--- Source material ---
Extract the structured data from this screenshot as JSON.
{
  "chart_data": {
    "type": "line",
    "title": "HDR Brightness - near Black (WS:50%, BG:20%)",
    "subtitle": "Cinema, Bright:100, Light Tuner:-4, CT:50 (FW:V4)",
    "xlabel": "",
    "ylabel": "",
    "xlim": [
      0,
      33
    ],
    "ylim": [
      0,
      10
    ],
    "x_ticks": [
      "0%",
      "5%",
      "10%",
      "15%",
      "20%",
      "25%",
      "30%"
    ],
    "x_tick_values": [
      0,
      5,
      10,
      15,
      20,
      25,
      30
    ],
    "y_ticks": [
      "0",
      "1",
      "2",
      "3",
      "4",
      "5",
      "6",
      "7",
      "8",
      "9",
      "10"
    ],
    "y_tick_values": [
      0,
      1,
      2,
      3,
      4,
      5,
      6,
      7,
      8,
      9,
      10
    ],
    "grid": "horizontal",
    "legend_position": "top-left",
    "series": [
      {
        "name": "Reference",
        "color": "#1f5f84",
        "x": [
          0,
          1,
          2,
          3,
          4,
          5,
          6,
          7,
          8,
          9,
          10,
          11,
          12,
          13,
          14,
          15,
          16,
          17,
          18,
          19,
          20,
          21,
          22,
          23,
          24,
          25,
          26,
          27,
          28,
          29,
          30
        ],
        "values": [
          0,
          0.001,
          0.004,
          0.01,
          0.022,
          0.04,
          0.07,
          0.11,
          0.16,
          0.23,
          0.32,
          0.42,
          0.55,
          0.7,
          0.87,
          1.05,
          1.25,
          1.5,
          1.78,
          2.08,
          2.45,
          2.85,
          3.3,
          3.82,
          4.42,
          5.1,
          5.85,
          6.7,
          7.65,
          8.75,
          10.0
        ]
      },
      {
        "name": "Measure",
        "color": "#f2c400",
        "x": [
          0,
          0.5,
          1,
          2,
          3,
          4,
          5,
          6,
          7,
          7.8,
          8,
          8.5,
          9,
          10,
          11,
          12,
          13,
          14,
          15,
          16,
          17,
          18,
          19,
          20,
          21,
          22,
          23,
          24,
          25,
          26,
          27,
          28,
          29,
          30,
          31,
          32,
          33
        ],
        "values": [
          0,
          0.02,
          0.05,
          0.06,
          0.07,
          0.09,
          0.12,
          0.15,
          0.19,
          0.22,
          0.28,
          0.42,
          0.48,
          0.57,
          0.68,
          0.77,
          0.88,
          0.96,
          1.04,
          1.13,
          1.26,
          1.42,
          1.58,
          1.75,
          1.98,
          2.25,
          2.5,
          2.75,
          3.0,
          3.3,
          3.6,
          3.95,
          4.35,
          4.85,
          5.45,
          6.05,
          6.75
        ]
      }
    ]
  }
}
---
Each record above must be given again exactly.

Extract the structured data from this screenshot as JSON.
{
  "chart_data": {
    "type": "line",
    "title": "HDR Brightness - near Black (WS:50%, BG:20%)",
    "subtitle": "Cinema, Bright:100, Light Tuner:-4, CT:50 (FW:V4)",
    "xlabel": "",
    "ylabel": "",
    "xlim": [
      0,
      33
    ],
    "ylim": [
      0,
      10
    ],
    "x_ticks": [
      "0%",
      "5%",
      "10%",
      "15%",
      "20%",
      "25%",
      "30%"
    ],
    "x_tick_values": [
      0,
      5,
      10,
      15,
      20,
      25,
      30
    ],
    "y_ticks": [
      "0",
      "1",
      "2",
      "3",
      "4",
      "5",
      "6",
      "7",
      "8",
      "9",
      "10"
    ],
    "y_tick_values": [
      0,
      1,
      2,
      3,
      4,
      5,
      6,
      7,
      8,
      9,
      10
    ],
    "grid": "horizontal",
    "legend_position": "top-left",
    "series": [
      {
        "name": "Reference",
        "color": "#1f5f84",
        "x": [
          0,
          1,
          2,
          3,
          4,
          5,
          6,
          7,
          8,
          9,
          10,
          11,
          12,
          13,
          14,
          15,
          16,
          17,
          18,
          19,
          20,
          21,
          22,
          23,
          24,
          25,
          26,
          27,
          28,
          29,
          30
        ],
        "values": [
          0,
          0.001,
          0.004,
          0.01,
          0.022,
          0.04,
          0.07,
          0.11,
          0.16,
          0.23,
          0.32,
          0.42,
          0.55,
          0.7,
          0.87,
          1.05,
          1.25,
          1.5,
          1.78,
          2.08,
          2.45,
          2.85,
          3.3,
          3.82,
          4.42,
          5.1,
          5.85,
          6.7,
          7.65,
          8.75,
          10.0
        ]
      },
      {
        "name": "Measure",
        "color": "#f2c400",
        "x": [
          0,
          0.5,
          1,
          2,
          3,
          4,
          5,
          6,
          7,
          7.8,
          8,
          8.5,
          9,
          10,
          11,
          12,
          13,
          14,
          15,
          16,
          17,
          18,
          19,
          20,
          21,
          22,
          23,
          24,
          25,
          26,
          27,
          28,
          29,
          30,
          31,
          32,
          33
        ],
        "values": [
          0,
          0.02,
          0.05,
          0.06,
          0.07,
          0.09,
          0.12,
          0.15,
          0.19,
          0.22,
          0.28,
          0.42,
          0.48,
          0.57,
          0.68,
          0.77,
          0.88,
          0.96,
          1.04,
          1.13,
          1.26,
          1.42,
          1.58,
          1.75,
          1.98,
          2.25,
          2.5,
          2.75,
          3.0,
          3.3,
          3.6,
          3.95,
          4.35,
          4.85,
          5.45,
          6.05,
          6.75
        ]
      }
    ]
  }
}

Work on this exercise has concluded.